## What the task asks
Exclude the pictures, then repeat the remaining data exactly.

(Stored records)
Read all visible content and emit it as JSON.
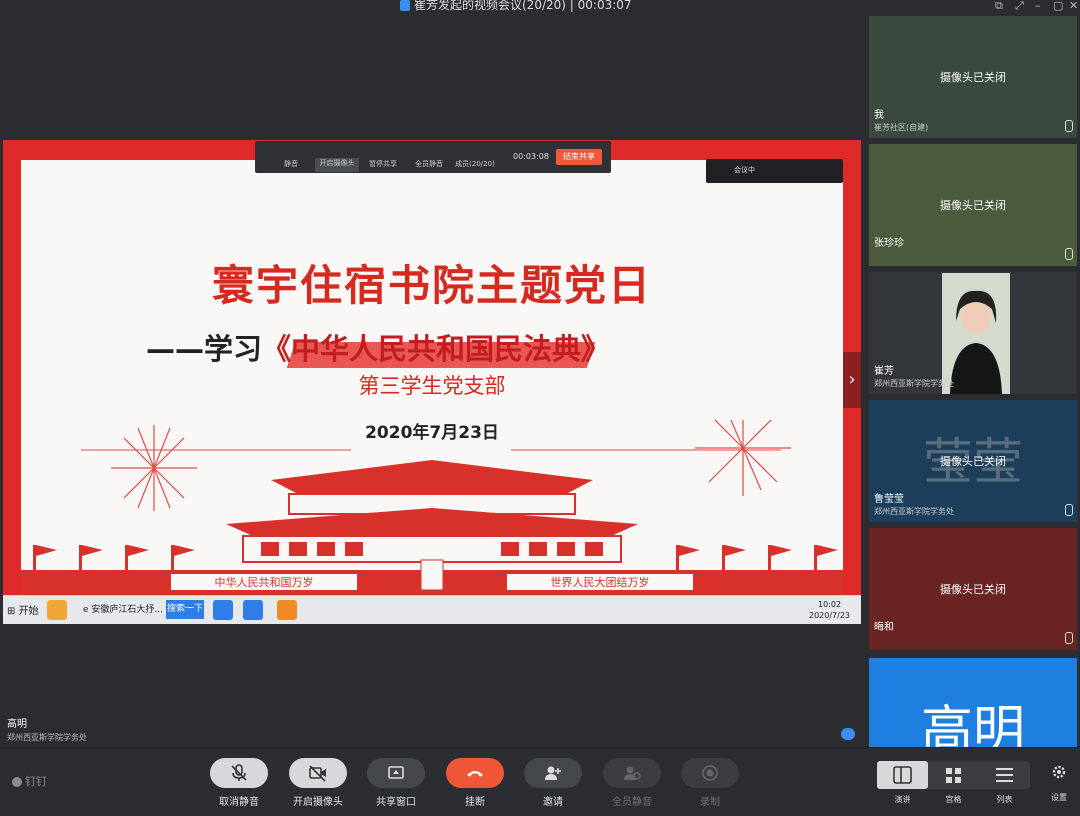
{
  "window": {
    "title": "崔芳发起的视频会议(20/20)",
    "separator": "|",
    "elapsed": "00:03:07"
  },
  "slide": {
    "title": "寰宇住宿书院主题党日",
    "subtitle_prefix": "——学习",
    "subtitle_highlight": "《中华人民共和国民法典》",
    "branch": "第三学生党支部",
    "date": "2020年7月23日",
    "banner_left": "中华人民共和国万岁",
    "banner_right": "世界人民大团结万岁"
  },
  "desktop_taskbar": {
    "start": "开始",
    "task": "安徽庐江石大抒...",
    "search_button": "搜索一下",
    "clock_time": "10:02",
    "clock_date": "2020/7/23"
  },
  "share_toolbar": {
    "items": [
      "静音",
      "开启摄像头",
      "暂停共享",
      "全员静音",
      "成员(20/20)"
    ],
    "timer": "00:03:08",
    "end_share": "结束共享",
    "status_chip": "会议中"
  },
  "speaker": {
    "name": "高明",
    "org": "郑州西亚斯学院学务处"
  },
  "participants": [
    {
      "name": "我",
      "org": "崔芳社区(自建)",
      "status": "摄像头已关闭",
      "bg": "#3b4a3f"
    },
    {
      "name": "张珍珍",
      "org": "",
      "status": "摄像头已关闭",
      "bg": "#4c5a3e"
    },
    {
      "name": "崔芳",
      "org": "郑州西亚斯学院学务处",
      "status": "",
      "bg": "#33363b"
    },
    {
      "name": "鲁莹莹",
      "org": "郑州西亚斯学院学务处",
      "status": "摄像头已关闭",
      "bg": "#1d3f5c",
      "bgtext": "莹莹"
    },
    {
      "name": "晦和",
      "org": "",
      "status": "摄像头已关闭",
      "bg": "#6b2424"
    },
    {
      "name": "",
      "org": "",
      "status": "",
      "bg": "#1f7fe0",
      "bgtext": "高明"
    }
  ],
  "brand": "钉钉",
  "controls": [
    {
      "label": "取消静音",
      "icon": "mic-muted-icon"
    },
    {
      "label": "开启摄像头",
      "icon": "camera-off-icon"
    },
    {
      "label": "共享窗口",
      "icon": "share-screen-icon"
    },
    {
      "label": "挂断",
      "icon": "hang-up-icon"
    },
    {
      "label": "邀请",
      "icon": "invite-icon"
    },
    {
      "label": "全员静音",
      "icon": "mute-all-icon"
    },
    {
      "label": "录制",
      "icon": "record-icon"
    }
  ],
  "layout_options": [
    "演讲",
    "宫格",
    "列表"
  ],
  "settings_label": "设置",
  "colors": {
    "hangup": "#f05638",
    "accent": "#3a8ff0",
    "slide_red": "#e02a2a"
  }
}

## Result of the task
Read all visible content and emit it as JSON.
{
  "window": {
    "title": "崔芳发起的视频会议(20/20)",
    "separator": "|",
    "elapsed": "00:03:07"
  },
  "slide": {
    "title": "寰宇住宿书院主题党日",
    "subtitle_prefix": "——学习",
    "subtitle_highlight": "《中华人民共和国民法典》",
    "branch": "第三学生党支部",
    "date": "2020年7月23日",
    "banner_left": "中华人民共和国万岁",
    "banner_right": "世界人民大团结万岁"
  },
  "desktop_taskbar": {
    "start": "开始",
    "task": "安徽庐江石大抒...",
    "search_button": "搜索一下",
    "clock_time": "10:02",
    "clock_date": "2020/7/23"
  },
  "share_toolbar": {
    "items": [
      "静音",
      "开启摄像头",
      "暂停共享",
      "全员静音",
      "成员(20/20)"
    ],
    "timer": "00:03:08",
    "end_share": "结束共享",
    "status_chip": "会议中"
  },
  "speaker": {
    "name": "高明",
    "org": "郑州西亚斯学院学务处"
  },
  "participants": [
    {
      "name": "我",
      "org": "崔芳社区(自建)",
      "status": "摄像头已关闭",
      "bg": "#3b4a3f"
    },
    {
      "name": "张珍珍",
      "org": "",
      "status": "摄像头已关闭",
      "bg": "#4c5a3e"
    },
    {
      "name": "崔芳",
      "org": "郑州西亚斯学院学务处",
      "status": "",
      "bg": "#33363b"
    },
    {
      "name": "鲁莹莹",
      "org": "郑州西亚斯学院学务处",
      "status": "摄像头已关闭",
      "bg": "#1d3f5c",
      "bgtext": "莹莹"
    },
    {
      "name": "晦和",
      "org": "",
      "status": "摄像头已关闭",
      "bg": "#6b2424"
    },
    {
      "name": "",
      "org": "",
      "status": "",
      "bg": "#1f7fe0",
      "bgtext": "高明"
    }
  ],
  "brand": "钉钉",
  "controls": [
    {
      "label": "取消静音",
      "icon": "mic-muted-icon"
    },
    {
      "label": "开启摄像头",
      "icon": "camera-off-icon"
    },
    {
      "label": "共享窗口",
      "icon": "share-screen-icon"
    },
    {
      "label": "挂断",
      "icon": "hang-up-icon"
    },
    {
      "label": "邀请",
      "icon": "invite-icon"
    },
    {
      "label": "全员静音",
      "icon": "mute-all-icon"
    },
    {
      "label": "录制",
      "icon": "record-icon"
    }
  ],
  "layout_options": [
    "演讲",
    "宫格",
    "列表"
  ],
  "settings_label": "设置",
  "colors": {
    "hangup": "#f05638",
    "accent": "#3a8ff0",
    "slide_red": "#e02a2a"
  }
}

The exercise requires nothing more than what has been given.